Trecho do documento
---+---

O ajuste dos estoques acumulados no auge da crise está praticamente completo nos diversos setores da economia, graças ao consumo doméstico e aos incentivos tributários concedidos pelo governo federal. Livres do fardo, as indústrias vão elevar a produção e voltar a contratar no segundo semestre, mas em níveis inferiores aos do período anterior à turbulência, por causa das fracas exportações e do recuo dos investimentos.
Dados preliminares de uma sondagem feita pela Fundação Getúlio Vargas (FGV) mostram que em junho menos de 13% das indústrias estão com estoques considerados excessivos. Esse resultado é igual à média dos últimos dez anos. Em maio, o indicador estava em 14,1%. Em janeiro, o resultado chegou a 21,8%. "A indústria caminha para a normalidade, mas está longe da euforia anterior à crise", disse Jorge Ferreira Braga, responsável pela sondagem da FGV. Apenas 3,5% das indústrias tinham estoques excessivos em setembro de 2008.
Com o problema dos estoques resolvido, os economistas projetam alta entre 5% e 6% para a produção industrial no segundo semestre, em relação ao primeiro, descontadas as influências sazonais. Mesmo assim, no acumulado do ano, a indústria deve produzir 7% menos que em 2008. O crescimento só voltará a ser expressivo em 2010, favorecido também pela base de comparação fraca.
"Quando o ajuste de estoques é forte, a recuperação ocorre por saltos. Com a mesma demanda, teremos mais produção na segunda metade do ano", disse Fernando Montero, economista-chefe da Corretora Convenção. "A demanda brasileira está limpando os estoques. A resistência do varejo deve fazer o Brasil sair antes da crise", disse Júlio Callegari, economista do JPMorgan.

---+---

Informações fornecidas
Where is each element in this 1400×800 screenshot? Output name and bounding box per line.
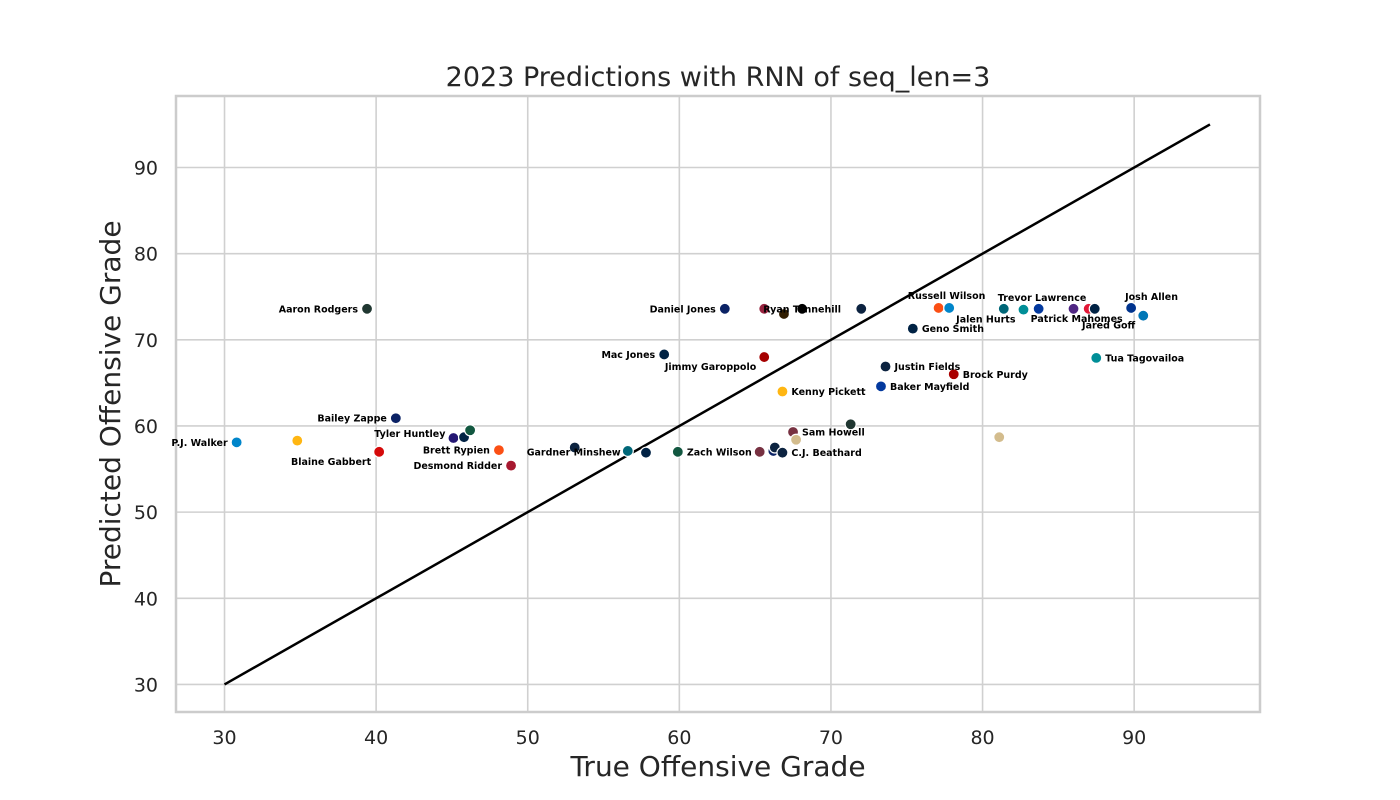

---+---

Pedido 1
Troque "sondagem" por "pesquisa" no texto sobre os estoques da indústria e reproduza o trecho entre "Dados preliminares de" e "de comparação fraca.", inclusive.
Pedido 2
Prossiga com o texto sobre os estoques da indústria, começando logo após a última frase apresentada.
A listagem é um material à parte, independente do texto.

Resposta escrita 1
Dados preliminares de uma pesquisa feita pela Fundação Getúlio Vargas (FGV) mostram que em junho menos de 13% das indústrias estão com estoques considerados excessivos. Esse resultado é igual à média dos últimos dez anos. Em maio, o indicador estava em 14,1%. Em janeiro, o resultado chegou a 21,8%. "A indústria caminha para a normalidade, mas está longe da euforia anterior à crise", disse Jorge Ferreira Braga, responsável pela pesquisa da FGV. Apenas 3,5% das indústrias tinham estoques excessivos em setembro de 2008.
Com o problema dos estoques resolvido, os economistas projetam alta entre 5% e 6% para a produção industrial no segundo semestre, em relação ao primeiro, descontadas as influências sazonais. Mesmo assim, no acumulado do ano, a indústria deve produzir 7% menos que em 2008. O crescimento só voltará a ser expressivo em 2010, favorecido também pela base de comparação fraca.

Resposta escrita 2
O acúmulo de estoques provocou um descompasso entre indústria e varejo. Em abril, a produção industrial estava 15% abaixo da de setembro, quando a crise chegou ao País, segundo o IBGE. Na mesma comparação, as vendas do varejo, excluindo itens voláteis, como automóveis e material de construção, subiram 0,2%.
Segundo Fábio Romão, economista da LCA Consultores, o fim dos estoques indesejados vai permitir que as fábricas voltem a contratar no segundo semestre. A indústria foi o setor que mais demitiu por causa da crise, com o fechamento de 507 mil vagas de novembro a março. Em abril e maio, parou de cortar funcionários. "O pior já passou, mas a recuperação do emprego na indústria vai ser mais lenta que no comércio e na construção civil", disse Romão.
O solavanco provocado na indústria pela crise foi tão forte que atingiu até fabricantes de insumos, que representam 55% da produção industrial. Para resolver o problema, as petroquímicas reduziram as atividades e as siderúrgicas abafaram altos-fornos.
Segundo Nelson Pereira dos Reis, presidente executivo da Associação Brasileira da Indústria Química (Abiquim), os estoques e a produção voltaram aos níveis normais em abril, após um esforço de exportação e de substituição de importados no mercado local, que exigiu sacrifício de margens de lucro. No pico da crise, os estoques do setor químico ficaram 50% acima do ideal e a produção caiu 30%.
"A expectativa para o segundo semestre é de melhora porque a economia vai se recuperar", disse Reis. Segundo ele, as vendas de químicos devem subir 10% no segundo semestre, ante o primeiro, mas ainda vão se manter abaixo das de 2008. O único receio é o câmbio valorizado incentivar importações.
No setor elétrico, mais da metade das empresas considera seu nível de estoques normal, conforme a Associação Brasileira da Indústria Elétrica e Eletrônica (Abinee). "O segundo semestre vai ser bem melhor que o primeiro, mas o faturamento do ano ainda deve ficar 2% abaixo de 2008", disse Humberto Barbato, presidente da entidade. A melhora se reflete no emprego. O setor parou de demitir em maio, após cortar 10 mil vagas desde o início da crise.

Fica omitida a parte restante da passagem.